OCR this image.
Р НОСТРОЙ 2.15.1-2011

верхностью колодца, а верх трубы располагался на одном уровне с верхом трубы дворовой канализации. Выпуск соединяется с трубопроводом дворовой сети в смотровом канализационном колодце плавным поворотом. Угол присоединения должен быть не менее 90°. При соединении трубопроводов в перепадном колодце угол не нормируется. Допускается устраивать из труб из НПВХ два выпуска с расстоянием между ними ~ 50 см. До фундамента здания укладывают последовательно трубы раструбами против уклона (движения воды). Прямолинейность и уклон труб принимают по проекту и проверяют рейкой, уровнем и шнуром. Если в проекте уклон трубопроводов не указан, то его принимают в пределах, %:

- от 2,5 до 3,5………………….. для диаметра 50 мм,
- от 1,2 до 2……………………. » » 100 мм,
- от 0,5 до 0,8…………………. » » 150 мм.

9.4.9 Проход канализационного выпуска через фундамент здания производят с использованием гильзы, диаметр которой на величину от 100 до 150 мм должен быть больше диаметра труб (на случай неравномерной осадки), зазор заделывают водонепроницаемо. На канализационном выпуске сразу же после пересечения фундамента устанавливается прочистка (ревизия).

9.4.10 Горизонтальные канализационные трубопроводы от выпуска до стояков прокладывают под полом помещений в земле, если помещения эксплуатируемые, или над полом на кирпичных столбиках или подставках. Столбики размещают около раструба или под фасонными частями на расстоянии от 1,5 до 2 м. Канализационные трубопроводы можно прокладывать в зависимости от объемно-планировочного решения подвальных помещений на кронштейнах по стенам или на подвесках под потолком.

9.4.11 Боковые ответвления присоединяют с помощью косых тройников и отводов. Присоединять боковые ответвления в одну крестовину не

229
== == ==
▸ **Work to complete**
The records above must be repeated exactly, every one of them.

▸ **Result for this exercise**
OCR this image.
Р НОСТРОЙ 2.15.1-2011

верхностью колодца, а верх трубы располагался на одном уровне с верхом трубы дворовой канализации. Выпуск соединяется с трубопроводом дворовой сети в смотровом канализационном колодце плавным поворотом. Угол присоединения должен быть не менее 90°. При соединении трубопроводов в перепадном колодце угол не нормируется. Допускается устраивать из труб из НПВХ два выпуска с расстоянием между ними ~ 50 см. До фундамента здания укладывают последовательно трубы раструбами против уклона (движения воды). Прямолинейность и уклон труб принимают по проекту и проверяют рейкой, уровнем и шнуром. Если в проекте уклон трубопроводов не указан, то его принимают в пределах, %:

- от 2,5 до 3,5………………….. для диаметра 50 мм,
- от 1,2 до 2……………………. » » 100 мм,
- от 0,5 до 0,8…………………. » » 150 мм.

9.4.9 Проход канализационного выпуска через фундамент здания производят с использованием гильзы, диаметр которой на величину от 100 до 150 мм должен быть больше диаметра труб (на случай неравномерной осадки), зазор заделывают водонепроницаемо. На канализационном выпуске сразу же после пересечения фундамента устанавливается прочистка (ревизия).

9.4.10 Горизонтальные канализационные трубопроводы от выпуска до стояков прокладывают под полом помещений в земле, если помещения эксплуатируемые, или над полом на кирпичных столбиках или подставках. Столбики размещают около раструба или под фасонными частями на расстоянии от 1,5 до 2 м. Канализационные трубопроводы можно прокладывать в зависимости от объемно-планировочного решения подвальных помещений на кронштейнах по стенам или на подвесках под потолком.

9.4.11 Боковые ответвления присоединяют с помощью косых тройников и отводов. Присоединять боковые ответвления в одну крестовину не

229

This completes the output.